EXERCISE GOAL:
Make an exact copy of the lines below.

-- START MATERIAL FOR THIS EXERCISE --

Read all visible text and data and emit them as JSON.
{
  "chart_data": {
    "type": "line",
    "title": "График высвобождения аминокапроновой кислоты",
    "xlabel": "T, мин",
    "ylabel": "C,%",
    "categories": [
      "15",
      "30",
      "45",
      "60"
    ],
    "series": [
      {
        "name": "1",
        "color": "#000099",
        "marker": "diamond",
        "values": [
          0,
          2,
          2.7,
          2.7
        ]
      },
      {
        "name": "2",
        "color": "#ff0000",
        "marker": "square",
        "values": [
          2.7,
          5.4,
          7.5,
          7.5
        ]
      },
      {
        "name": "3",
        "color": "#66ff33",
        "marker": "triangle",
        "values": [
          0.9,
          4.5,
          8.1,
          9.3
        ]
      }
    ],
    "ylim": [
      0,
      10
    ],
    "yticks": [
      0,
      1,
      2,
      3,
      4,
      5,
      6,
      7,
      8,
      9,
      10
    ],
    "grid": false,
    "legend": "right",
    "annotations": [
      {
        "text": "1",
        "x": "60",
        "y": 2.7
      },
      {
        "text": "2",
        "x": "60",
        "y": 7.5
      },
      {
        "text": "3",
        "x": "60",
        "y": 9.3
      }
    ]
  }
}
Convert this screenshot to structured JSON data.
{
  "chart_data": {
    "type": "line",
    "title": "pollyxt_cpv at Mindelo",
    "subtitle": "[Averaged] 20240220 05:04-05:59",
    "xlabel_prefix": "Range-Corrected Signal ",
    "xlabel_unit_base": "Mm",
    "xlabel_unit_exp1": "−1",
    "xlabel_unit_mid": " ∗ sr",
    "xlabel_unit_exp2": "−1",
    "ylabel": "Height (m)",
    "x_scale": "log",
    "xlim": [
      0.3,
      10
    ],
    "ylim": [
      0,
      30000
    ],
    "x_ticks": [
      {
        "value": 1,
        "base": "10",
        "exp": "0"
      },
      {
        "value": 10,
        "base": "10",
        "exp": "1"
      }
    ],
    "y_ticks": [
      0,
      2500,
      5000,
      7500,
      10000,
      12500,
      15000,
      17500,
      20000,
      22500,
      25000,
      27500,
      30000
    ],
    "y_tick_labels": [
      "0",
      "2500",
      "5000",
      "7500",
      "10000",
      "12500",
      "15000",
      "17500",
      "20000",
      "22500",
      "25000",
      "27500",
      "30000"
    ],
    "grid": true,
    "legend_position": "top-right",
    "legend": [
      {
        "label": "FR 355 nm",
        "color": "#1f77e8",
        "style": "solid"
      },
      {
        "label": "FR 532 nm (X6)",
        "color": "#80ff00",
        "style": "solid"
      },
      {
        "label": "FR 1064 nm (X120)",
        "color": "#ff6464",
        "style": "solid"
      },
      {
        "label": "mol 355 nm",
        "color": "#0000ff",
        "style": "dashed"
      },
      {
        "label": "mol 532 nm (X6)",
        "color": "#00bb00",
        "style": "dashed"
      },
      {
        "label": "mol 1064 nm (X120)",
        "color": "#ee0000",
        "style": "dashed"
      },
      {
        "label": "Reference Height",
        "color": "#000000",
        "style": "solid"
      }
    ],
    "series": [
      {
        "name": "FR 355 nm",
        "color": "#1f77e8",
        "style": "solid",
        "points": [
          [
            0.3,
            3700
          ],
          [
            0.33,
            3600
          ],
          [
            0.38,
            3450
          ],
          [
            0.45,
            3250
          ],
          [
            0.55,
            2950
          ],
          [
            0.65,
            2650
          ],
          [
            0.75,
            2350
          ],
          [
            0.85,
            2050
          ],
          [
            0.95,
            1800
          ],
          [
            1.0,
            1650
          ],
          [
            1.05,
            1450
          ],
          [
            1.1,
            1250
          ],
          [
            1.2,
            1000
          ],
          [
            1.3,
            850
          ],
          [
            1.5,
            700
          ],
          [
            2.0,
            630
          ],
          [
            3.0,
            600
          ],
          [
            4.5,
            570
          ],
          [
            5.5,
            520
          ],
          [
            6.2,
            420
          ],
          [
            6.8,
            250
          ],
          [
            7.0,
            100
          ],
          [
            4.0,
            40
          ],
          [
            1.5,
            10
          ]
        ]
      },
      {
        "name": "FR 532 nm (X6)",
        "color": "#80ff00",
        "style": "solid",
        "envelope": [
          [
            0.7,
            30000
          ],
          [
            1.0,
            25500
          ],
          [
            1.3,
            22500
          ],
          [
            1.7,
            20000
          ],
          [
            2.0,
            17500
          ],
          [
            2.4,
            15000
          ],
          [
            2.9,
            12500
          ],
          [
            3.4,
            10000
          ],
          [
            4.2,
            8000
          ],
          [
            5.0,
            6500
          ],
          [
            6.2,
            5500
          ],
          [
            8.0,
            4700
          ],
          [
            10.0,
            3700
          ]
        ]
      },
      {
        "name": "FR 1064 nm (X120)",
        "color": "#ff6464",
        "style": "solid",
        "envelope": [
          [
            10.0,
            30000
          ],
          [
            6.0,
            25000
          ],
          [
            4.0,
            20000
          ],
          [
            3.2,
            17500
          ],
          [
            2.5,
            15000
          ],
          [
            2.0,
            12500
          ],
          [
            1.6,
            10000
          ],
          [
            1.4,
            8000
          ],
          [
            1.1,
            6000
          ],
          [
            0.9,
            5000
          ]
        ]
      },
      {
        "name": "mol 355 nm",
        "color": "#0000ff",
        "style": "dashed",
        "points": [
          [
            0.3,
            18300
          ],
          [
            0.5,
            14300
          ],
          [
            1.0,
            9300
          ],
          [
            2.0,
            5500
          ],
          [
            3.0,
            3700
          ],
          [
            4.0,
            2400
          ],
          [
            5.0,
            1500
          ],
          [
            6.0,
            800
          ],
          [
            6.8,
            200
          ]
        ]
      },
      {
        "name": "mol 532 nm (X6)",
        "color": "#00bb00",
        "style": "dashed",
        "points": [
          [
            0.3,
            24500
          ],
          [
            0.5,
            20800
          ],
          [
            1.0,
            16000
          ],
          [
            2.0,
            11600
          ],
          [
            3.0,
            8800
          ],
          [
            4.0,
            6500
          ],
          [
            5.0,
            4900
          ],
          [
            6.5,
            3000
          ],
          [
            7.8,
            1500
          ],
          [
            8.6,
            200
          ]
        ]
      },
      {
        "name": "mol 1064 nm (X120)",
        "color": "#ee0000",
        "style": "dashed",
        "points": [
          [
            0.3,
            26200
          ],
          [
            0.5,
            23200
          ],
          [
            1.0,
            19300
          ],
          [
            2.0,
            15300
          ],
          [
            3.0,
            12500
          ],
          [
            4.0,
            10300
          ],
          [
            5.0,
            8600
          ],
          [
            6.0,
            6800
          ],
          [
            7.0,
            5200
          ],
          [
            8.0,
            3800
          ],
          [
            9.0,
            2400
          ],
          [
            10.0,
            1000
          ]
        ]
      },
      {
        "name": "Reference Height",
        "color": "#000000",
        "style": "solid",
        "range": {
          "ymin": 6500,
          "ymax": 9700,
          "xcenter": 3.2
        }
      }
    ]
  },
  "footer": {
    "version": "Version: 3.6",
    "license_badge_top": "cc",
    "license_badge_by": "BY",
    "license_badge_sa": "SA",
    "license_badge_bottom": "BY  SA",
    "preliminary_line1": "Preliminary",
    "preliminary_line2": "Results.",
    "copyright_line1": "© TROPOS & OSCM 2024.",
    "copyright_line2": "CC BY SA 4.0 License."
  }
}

-- END MATERIAL FOR THIS EXERCISE --

FINISHED EXERCISE:
Read all visible text and data and emit them as JSON.
{
  "chart_data": {
    "type": "line",
    "title": "График высвобождения аминокапроновой кислоты",
    "xlabel": "T, мин",
    "ylabel": "C,%",
    "categories": [
      "15",
      "30",
      "45",
      "60"
    ],
    "series": [
      {
        "name": "1",
        "color": "#000099",
        "marker": "diamond",
        "values": [
          0,
          2,
          2.7,
          2.7
        ]
      },
      {
        "name": "2",
        "color": "#ff0000",
        "marker": "square",
        "values": [
          2.7,
          5.4,
          7.5,
          7.5
        ]
      },
      {
        "name": "3",
        "color": "#66ff33",
        "marker": "triangle",
        "values": [
          0.9,
          4.5,
          8.1,
          9.3
        ]
      }
    ],
    "ylim": [
      0,
      10
    ],
    "yticks": [
      0,
      1,
      2,
      3,
      4,
      5,
      6,
      7,
      8,
      9,
      10
    ],
    "grid": false,
    "legend": "right",
    "annotations": [
      {
        "text": "1",
        "x": "60",
        "y": 2.7
      },
      {
        "text": "2",
        "x": "60",
        "y": 7.5
      },
      {
        "text": "3",
        "x": "60",
        "y": 9.3
      }
    ]
  }
}
Convert this screenshot to structured JSON data.
{
  "chart_data": {
    "type": "line",
    "title": "pollyxt_cpv at Mindelo",
    "subtitle": "[Averaged] 20240220 05:04-05:59",
    "xlabel_prefix": "Range-Corrected Signal ",
    "xlabel_unit_base": "Mm",
    "xlabel_unit_exp1": "−1",
    "xlabel_unit_mid": " ∗ sr",
    "xlabel_unit_exp2": "−1",
    "ylabel": "Height (m)",
    "x_scale": "log",
    "xlim": [
      0.3,
      10
    ],
    "ylim": [
      0,
      30000
    ],
    "x_ticks": [
      {
        "value": 1,
        "base": "10",
        "exp": "0"
      },
      {
        "value": 10,
        "base": "10",
        "exp": "1"
      }
    ],
    "y_ticks": [
      0,
      2500,
      5000,
      7500,
      10000,
      12500,
      15000,
      17500,
      20000,
      22500,
      25000,
      27500,
      30000
    ],
    "y_tick_labels": [
      "0",
      "2500",
      "5000",
      "7500",
      "10000",
      "12500",
      "15000",
      "17500",
      "20000",
      "22500",
      "25000",
      "27500",
      "30000"
    ],
    "grid": true,
    "legend_position": "top-right",
    "legend": [
      {
        "label": "FR 355 nm",
        "color": "#1f77e8",
        "style": "solid"
      },
      {
        "label": "FR 532 nm (X6)",
        "color": "#80ff00",
        "style": "solid"
      },
      {
        "label": "FR 1064 nm (X120)",
        "color": "#ff6464",
        "style": "solid"
      },
      {
        "label": "mol 355 nm",
        "color": "#0000ff",
        "style": "dashed"
      },
      {
        "label": "mol 532 nm (X6)",
        "color": "#00bb00",
        "style": "dashed"
      },
      {
        "label": "mol 1064 nm (X120)",
        "color": "#ee0000",
        "style": "dashed"
      },
      {
        "label": "Reference Height",
        "color": "#000000",
        "style": "solid"
      }
    ],
    "series": [
      {
        "name": "FR 355 nm",
        "color": "#1f77e8",
        "style": "solid",
        "points": [
          [
            0.3,
            3700
          ],
          [
            0.33,
            3600
          ],
          [
            0.38,
            3450
          ],
          [
            0.45,
            3250
          ],
          [
            0.55,
            2950
          ],
          [
            0.65,
            2650
          ],
          [
            0.75,
            2350
          ],
          [
            0.85,
            2050
          ],
          [
            0.95,
            1800
          ],
          [
            1.0,
            1650
          ],
          [
            1.05,
            1450
          ],
          [
            1.1,
            1250
          ],
          [
            1.2,
            1000
          ],
          [
            1.3,
            850
          ],
          [
            1.5,
            700
          ],
          [
            2.0,
            630
          ],
          [
            3.0,
            600
          ],
          [
            4.5,
            570
          ],
          [
            5.5,
            520
          ],
          [
            6.2,
            420
          ],
          [
            6.8,
            250
          ],
          [
            7.0,
            100
          ],
          [
            4.0,
            40
          ],
          [
            1.5,
            10
          ]
        ]
      },
      {
        "name": "FR 532 nm (X6)",
        "color": "#80ff00",
        "style": "solid",
        "envelope": [
          [
            0.7,
            30000
          ],
          [
            1.0,
            25500
          ],
          [
            1.3,
            22500
          ],
          [
            1.7,
            20000
          ],
          [
            2.0,
            17500
          ],
          [
            2.4,
            15000
          ],
          [
            2.9,
            12500
          ],
          [
            3.4,
            10000
          ],
          [
            4.2,
            8000
          ],
          [
            5.0,
            6500
          ],
          [
            6.2,
            5500
          ],
          [
            8.0,
            4700
          ],
          [
            10.0,
            3700
          ]
        ]
      },
      {
        "name": "FR 1064 nm (X120)",
        "color": "#ff6464",
        "style": "solid",
        "envelope": [
          [
            10.0,
            30000
          ],
          [
            6.0,
            25000
          ],
          [
            4.0,
            20000
          ],
          [
            3.2,
            17500
          ],
          [
            2.5,
            15000
          ],
          [
            2.0,
            12500
          ],
          [
            1.6,
            10000
          ],
          [
            1.4,
            8000
          ],
          [
            1.1,
            6000
          ],
          [
            0.9,
            5000
          ]
        ]
      },
      {
        "name": "mol 355 nm",
        "color": "#0000ff",
        "style": "dashed",
        "points": [
          [
            0.3,
            18300
          ],
          [
            0.5,
            14300
          ],
          [
            1.0,
            9300
          ],
          [
            2.0,
            5500
          ],
          [
            3.0,
            3700
          ],
          [
            4.0,
            2400
          ],
          [
            5.0,
            1500
          ],
          [
            6.0,
            800
          ],
          [
            6.8,
            200
          ]
        ]
      },
      {
        "name": "mol 532 nm (X6)",
        "color": "#00bb00",
        "style": "dashed",
        "points": [
          [
            0.3,
            24500
          ],
          [
            0.5,
            20800
          ],
          [
            1.0,
            16000
          ],
          [
            2.0,
            11600
          ],
          [
            3.0,
            8800
          ],
          [
            4.0,
            6500
          ],
          [
            5.0,
            4900
          ],
          [
            6.5,
            3000
          ],
          [
            7.8,
            1500
          ],
          [
            8.6,
            200
          ]
        ]
      },
      {
        "name": "mol 1064 nm (X120)",
        "color": "#ee0000",
        "style": "dashed",
        "points": [
          [
            0.3,
            26200
          ],
          [
            0.5,
            23200
          ],
          [
            1.0,
            19300
          ],
          [
            2.0,
            15300
          ],
          [
            3.0,
            12500
          ],
          [
            4.0,
            10300
          ],
          [
            5.0,
            8600
          ],
          [
            6.0,
            6800
          ],
          [
            7.0,
            5200
          ],
          [
            8.0,
            3800
          ],
          [
            9.0,
            2400
          ],
          [
            10.0,
            1000
          ]
        ]
      },
      {
        "name": "Reference Height",
        "color": "#000000",
        "style": "solid",
        "range": {
          "ymin": 6500,
          "ymax": 9700,
          "xcenter": 3.2
        }
      }
    ]
  },
  "footer": {
    "version": "Version: 3.6",
    "license_badge_top": "cc",
    "license_badge_by": "BY",
    "license_badge_sa": "SA",
    "license_badge_bottom": "BY  SA",
    "preliminary_line1": "Preliminary",
    "preliminary_line2": "Results.",
    "copyright_line1": "© TROPOS & OSCM 2024.",
    "copyright_line2": "CC BY SA 4.0 License."
  }
}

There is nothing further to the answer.